-- start Records for the task --

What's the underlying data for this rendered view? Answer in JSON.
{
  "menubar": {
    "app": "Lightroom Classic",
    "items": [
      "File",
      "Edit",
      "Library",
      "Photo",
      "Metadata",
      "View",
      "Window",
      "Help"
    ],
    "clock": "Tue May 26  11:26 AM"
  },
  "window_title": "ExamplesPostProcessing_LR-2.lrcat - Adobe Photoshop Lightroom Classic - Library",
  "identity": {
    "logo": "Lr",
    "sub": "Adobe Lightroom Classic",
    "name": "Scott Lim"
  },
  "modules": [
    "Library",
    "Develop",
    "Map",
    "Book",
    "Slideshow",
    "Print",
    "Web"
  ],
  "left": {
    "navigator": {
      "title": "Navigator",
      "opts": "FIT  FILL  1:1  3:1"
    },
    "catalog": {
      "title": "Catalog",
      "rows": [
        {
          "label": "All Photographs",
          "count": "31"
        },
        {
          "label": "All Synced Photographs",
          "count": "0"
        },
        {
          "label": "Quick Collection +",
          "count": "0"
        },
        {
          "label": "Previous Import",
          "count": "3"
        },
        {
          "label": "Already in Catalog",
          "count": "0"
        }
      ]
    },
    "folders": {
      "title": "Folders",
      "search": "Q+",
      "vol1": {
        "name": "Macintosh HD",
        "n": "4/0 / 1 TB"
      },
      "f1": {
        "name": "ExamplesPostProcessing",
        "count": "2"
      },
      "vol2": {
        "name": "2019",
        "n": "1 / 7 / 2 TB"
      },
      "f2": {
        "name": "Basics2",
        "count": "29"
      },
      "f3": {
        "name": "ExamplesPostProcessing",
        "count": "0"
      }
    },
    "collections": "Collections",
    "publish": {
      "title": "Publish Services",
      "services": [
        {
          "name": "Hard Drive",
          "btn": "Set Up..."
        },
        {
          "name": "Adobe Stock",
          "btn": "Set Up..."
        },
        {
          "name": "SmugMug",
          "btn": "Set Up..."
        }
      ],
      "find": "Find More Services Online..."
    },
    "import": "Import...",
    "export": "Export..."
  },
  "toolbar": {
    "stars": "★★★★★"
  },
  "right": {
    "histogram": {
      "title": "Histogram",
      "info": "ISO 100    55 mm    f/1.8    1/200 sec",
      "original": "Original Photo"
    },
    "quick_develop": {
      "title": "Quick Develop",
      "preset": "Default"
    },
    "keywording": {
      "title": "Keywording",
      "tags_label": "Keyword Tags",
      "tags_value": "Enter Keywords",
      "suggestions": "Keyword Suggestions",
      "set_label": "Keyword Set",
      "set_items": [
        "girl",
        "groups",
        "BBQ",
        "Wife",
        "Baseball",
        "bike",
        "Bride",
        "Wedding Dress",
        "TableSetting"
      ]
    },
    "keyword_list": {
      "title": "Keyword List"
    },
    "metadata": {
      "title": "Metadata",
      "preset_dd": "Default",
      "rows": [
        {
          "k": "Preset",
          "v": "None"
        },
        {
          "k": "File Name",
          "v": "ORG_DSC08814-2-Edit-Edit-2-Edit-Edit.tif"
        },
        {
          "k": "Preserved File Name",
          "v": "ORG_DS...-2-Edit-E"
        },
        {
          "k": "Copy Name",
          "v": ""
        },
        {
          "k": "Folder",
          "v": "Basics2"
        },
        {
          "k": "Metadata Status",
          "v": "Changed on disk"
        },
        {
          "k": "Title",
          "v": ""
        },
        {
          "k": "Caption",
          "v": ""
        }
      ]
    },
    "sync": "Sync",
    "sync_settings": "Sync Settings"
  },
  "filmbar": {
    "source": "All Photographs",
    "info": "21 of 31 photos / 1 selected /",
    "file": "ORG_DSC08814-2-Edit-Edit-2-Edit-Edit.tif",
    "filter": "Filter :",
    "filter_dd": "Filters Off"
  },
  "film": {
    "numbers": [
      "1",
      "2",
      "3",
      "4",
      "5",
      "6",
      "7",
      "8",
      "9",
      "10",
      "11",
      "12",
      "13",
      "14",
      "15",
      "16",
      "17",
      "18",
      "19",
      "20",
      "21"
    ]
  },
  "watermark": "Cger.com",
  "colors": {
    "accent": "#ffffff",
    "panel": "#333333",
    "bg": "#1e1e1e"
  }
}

-- end Records for the task --

**Given task**: Find all lines holding the string "Photographs" and copy them.

**Solution for this problem**:
          "label": "All Photographs",
          "label": "All Synced Photographs",
    "source": "All Photographs",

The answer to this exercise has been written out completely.